[DOCUMENT SECTION]:
◇ ◇ ◇

# Microsoft Mathematics (Free)



## kburra (Dec 4, 2013)

Microsoft used to sell a program called Mathematics. Now it is offering it for free. This is a very capable program that can solve equations, draw graphs, do calculus, and more. It's perfect for students and those who encounter math problems. If you don't need it yourself, be sure to send the link to your children and/or grandchildren. It's an amazing program with a free price tag.

The old Microsoft Mathematics program used to sell for big dollars. Now Microsoft is giving it away - no costs and no strings attached. They have even introduced a new version for 2011. While Mathematics is aimed at students, it is also great for anyone that does math calculations, including realtors, construction personnel, etc.







http://www.microsoft.com/education/ww/products/Pages/mathematics.aspx


----------



## Diwundrin (Dec 4, 2013)

Thank you again Kburra, bookmarked to download and look at tonight.  You're never too old they say so I'll give it a go.  I'll have to research what some of the symbols  mean first but it has to be more productive than playing Angry Birds.


----------



## Jillaroo (Dec 5, 2013)

_Thanks kburra, i have sent it to my daughter as her stepdaughter could use some help._


----------



## Warrigal (Dec 5, 2013)

I didn't have any luck downloading it.


----------



## Jillaroo (Dec 5, 2013)

Try this link Warrigal

http://www.microsoft.com/en-us/download/details.aspx?id=15702


----------



## Warrigal (Dec 5, 2013)

Thanks Jillaroo. I've got it now and all I've got to do is think of some reason to use it.

It did come with an add in for Word and Excel that might be handy.


----------



## That Guy (Dec 5, 2013)




----------

◇ ◇ ◇

[DATASET EXCERPTS]:
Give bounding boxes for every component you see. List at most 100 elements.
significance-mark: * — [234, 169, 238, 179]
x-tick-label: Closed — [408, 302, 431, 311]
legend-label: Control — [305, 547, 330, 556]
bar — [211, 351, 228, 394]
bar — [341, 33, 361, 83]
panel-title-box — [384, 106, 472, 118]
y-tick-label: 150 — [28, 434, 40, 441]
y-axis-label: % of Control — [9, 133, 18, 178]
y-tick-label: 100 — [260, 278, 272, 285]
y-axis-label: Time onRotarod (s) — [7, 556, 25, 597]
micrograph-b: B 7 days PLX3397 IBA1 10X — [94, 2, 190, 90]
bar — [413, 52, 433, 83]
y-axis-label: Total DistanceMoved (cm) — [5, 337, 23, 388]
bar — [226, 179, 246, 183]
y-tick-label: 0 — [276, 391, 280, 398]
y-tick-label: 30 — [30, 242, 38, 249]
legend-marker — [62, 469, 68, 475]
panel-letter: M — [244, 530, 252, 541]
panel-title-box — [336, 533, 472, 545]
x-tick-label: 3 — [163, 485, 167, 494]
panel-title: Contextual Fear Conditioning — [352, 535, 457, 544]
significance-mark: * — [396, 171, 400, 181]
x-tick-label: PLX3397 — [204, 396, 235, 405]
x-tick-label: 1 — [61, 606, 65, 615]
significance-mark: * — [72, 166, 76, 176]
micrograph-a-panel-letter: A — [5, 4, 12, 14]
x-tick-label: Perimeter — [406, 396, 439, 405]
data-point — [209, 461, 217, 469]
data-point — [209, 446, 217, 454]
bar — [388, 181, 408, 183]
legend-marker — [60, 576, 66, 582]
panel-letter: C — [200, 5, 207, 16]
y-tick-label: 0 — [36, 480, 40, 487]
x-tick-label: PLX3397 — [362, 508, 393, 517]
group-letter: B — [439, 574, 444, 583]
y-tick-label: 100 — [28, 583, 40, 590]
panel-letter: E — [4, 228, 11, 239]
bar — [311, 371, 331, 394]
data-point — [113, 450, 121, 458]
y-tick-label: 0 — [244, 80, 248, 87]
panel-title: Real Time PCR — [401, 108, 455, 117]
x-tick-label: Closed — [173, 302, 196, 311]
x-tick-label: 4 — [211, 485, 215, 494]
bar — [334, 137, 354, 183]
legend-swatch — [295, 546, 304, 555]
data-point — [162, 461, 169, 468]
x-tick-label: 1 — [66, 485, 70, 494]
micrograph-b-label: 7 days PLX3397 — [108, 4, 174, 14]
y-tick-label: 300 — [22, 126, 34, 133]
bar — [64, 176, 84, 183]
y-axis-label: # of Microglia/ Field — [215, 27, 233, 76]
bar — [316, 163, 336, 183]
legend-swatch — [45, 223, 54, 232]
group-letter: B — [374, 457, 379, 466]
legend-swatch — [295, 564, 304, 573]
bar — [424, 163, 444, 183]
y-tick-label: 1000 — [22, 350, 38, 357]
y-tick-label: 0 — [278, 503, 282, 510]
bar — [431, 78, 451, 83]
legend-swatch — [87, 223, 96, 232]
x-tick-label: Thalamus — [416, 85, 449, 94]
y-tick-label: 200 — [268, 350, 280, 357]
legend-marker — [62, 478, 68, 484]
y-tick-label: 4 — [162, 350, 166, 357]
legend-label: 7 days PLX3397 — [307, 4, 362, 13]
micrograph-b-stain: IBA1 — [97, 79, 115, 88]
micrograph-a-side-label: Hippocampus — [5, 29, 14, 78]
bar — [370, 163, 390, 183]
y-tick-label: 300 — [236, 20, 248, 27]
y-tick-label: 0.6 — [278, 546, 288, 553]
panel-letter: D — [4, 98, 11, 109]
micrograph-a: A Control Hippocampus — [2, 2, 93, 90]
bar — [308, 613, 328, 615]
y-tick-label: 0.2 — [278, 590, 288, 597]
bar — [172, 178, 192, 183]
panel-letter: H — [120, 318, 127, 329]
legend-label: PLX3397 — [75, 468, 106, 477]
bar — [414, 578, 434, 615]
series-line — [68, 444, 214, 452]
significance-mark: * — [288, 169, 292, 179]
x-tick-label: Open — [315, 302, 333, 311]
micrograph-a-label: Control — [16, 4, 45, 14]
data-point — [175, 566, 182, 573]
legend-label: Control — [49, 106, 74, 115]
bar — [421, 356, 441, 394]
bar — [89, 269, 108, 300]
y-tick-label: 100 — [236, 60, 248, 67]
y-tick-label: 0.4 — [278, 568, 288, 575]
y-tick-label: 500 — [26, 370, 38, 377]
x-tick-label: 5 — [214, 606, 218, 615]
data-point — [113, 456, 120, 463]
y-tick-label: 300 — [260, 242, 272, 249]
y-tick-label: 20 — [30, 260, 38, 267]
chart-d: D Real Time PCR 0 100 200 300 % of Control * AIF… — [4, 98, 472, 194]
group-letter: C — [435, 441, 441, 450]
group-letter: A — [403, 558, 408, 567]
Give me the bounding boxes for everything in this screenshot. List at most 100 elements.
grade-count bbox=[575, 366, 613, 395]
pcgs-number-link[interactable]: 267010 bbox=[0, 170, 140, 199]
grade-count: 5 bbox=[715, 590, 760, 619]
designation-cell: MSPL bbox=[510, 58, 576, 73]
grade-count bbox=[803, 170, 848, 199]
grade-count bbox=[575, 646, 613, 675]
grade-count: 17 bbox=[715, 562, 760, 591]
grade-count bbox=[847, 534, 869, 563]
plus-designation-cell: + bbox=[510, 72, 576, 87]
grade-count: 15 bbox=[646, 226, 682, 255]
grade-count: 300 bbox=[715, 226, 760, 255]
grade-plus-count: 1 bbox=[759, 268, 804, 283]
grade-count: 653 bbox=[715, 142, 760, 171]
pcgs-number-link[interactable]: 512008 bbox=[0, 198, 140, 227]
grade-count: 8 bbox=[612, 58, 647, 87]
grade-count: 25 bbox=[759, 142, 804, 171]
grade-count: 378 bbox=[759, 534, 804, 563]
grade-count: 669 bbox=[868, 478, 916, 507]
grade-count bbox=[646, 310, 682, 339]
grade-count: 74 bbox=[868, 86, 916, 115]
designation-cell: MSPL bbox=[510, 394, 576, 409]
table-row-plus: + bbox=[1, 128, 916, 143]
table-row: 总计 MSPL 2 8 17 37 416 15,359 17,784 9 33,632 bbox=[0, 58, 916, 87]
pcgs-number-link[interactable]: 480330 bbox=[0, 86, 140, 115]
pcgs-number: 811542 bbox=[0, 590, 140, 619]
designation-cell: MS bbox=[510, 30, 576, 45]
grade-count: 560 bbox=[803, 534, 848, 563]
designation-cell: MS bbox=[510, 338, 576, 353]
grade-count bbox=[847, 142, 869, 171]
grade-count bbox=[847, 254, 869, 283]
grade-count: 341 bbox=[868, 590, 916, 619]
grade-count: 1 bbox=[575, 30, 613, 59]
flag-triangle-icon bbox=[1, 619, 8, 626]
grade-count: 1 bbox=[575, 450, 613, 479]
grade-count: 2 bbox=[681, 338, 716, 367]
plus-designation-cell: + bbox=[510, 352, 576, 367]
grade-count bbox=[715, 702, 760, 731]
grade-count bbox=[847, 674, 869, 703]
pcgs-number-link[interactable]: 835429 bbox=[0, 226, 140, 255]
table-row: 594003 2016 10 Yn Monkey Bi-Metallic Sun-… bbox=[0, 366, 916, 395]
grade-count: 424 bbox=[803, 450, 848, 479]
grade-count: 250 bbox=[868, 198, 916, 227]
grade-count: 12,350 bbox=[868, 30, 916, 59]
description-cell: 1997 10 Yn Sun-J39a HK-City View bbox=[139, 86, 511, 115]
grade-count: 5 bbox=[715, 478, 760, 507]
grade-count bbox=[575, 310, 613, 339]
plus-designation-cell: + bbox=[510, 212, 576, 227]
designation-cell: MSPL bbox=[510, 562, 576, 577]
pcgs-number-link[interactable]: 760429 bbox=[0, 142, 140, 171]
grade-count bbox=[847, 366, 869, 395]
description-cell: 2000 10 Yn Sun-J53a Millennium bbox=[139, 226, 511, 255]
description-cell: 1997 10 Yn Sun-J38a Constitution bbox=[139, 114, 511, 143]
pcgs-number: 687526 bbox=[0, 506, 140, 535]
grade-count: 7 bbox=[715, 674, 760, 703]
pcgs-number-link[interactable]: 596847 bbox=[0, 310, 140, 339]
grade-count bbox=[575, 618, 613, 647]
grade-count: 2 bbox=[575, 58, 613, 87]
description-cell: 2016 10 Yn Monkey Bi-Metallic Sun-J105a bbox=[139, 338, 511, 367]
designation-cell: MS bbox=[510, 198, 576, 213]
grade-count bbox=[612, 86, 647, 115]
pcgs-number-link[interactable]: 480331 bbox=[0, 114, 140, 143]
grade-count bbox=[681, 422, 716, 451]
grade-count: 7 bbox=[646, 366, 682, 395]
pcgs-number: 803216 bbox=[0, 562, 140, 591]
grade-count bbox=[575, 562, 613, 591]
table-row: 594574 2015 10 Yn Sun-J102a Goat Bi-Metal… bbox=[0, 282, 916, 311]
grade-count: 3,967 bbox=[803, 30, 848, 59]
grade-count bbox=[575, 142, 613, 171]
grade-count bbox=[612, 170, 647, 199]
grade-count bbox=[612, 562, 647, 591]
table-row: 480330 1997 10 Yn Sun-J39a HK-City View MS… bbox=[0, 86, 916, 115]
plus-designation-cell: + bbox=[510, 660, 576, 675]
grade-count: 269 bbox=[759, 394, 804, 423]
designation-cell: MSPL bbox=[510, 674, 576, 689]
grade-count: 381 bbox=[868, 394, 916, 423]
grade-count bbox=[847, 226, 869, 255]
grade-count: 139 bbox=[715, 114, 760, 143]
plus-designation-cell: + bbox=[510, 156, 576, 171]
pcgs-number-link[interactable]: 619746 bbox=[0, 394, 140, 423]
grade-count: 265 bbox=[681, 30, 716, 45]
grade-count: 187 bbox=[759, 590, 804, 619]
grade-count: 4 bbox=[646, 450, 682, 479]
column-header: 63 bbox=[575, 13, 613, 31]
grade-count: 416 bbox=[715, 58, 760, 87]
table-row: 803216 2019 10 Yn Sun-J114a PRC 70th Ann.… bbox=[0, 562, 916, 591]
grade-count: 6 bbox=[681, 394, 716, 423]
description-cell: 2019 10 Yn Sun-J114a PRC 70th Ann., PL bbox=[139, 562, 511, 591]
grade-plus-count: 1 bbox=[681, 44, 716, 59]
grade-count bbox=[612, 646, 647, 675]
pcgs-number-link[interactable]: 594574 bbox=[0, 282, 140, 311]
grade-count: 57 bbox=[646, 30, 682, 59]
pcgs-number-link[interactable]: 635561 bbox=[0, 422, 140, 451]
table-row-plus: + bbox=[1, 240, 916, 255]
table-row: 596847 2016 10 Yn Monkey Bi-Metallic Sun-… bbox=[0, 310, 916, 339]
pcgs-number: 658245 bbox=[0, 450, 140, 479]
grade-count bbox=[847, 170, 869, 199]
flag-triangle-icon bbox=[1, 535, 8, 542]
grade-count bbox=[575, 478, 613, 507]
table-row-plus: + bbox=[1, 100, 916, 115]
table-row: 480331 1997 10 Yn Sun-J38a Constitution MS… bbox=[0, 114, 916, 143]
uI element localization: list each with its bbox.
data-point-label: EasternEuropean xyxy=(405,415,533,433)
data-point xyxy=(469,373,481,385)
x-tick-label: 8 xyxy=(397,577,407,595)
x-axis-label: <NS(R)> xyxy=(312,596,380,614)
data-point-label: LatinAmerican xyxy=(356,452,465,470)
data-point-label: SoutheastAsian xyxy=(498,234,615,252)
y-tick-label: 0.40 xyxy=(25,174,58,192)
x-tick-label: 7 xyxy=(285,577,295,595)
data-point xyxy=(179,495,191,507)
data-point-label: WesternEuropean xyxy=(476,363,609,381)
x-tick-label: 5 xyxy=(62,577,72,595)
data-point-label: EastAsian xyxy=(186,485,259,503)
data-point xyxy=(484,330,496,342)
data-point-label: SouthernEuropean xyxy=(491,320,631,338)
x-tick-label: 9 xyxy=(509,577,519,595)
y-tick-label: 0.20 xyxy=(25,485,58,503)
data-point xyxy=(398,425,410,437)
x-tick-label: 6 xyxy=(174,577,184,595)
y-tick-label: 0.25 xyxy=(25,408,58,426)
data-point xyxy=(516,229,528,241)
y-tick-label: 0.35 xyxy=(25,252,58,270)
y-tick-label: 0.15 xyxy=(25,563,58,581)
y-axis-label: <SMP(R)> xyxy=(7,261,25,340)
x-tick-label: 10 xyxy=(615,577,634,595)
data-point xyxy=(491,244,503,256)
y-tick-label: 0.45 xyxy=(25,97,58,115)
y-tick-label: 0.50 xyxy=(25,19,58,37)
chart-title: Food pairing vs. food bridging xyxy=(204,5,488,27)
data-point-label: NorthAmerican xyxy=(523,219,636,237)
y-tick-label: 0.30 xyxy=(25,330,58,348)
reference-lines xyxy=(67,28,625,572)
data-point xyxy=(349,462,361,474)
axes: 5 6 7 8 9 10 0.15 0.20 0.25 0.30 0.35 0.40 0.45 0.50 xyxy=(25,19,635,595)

◇ ◇ ◇

[OBJECTIVE 1]:
Retype the part of the Microsoft Mathematics thread that opens with the words containing "http://www.microsoft.com/en-us/download/details.aspx?id=15702" and closes with "reason to use it.".
[OBJECTIVE 2]:
Answer these from the Microsoft Mathematics thread:
(a) For what year does kburra say Microsoft introduced a new version?
(b) To whom did Jillaroo send the link?
(c) What add-in came with Warrigal's download?
Rely only on the Microsoft Mathematics thread, not the items.

[FULL OUTPUT 1]:
http://www.microsoft.com/en-us/download/details.aspx?id=15702


----------



## Warrigal (Dec 5, 2013)

Thanks Jillaroo. I've got it now and all I've got to do is think of some reason to use it.

[FULL OUTPUT 2]:
(a) 2011
(b) Her daughter
(c) An add-in for Word and Excel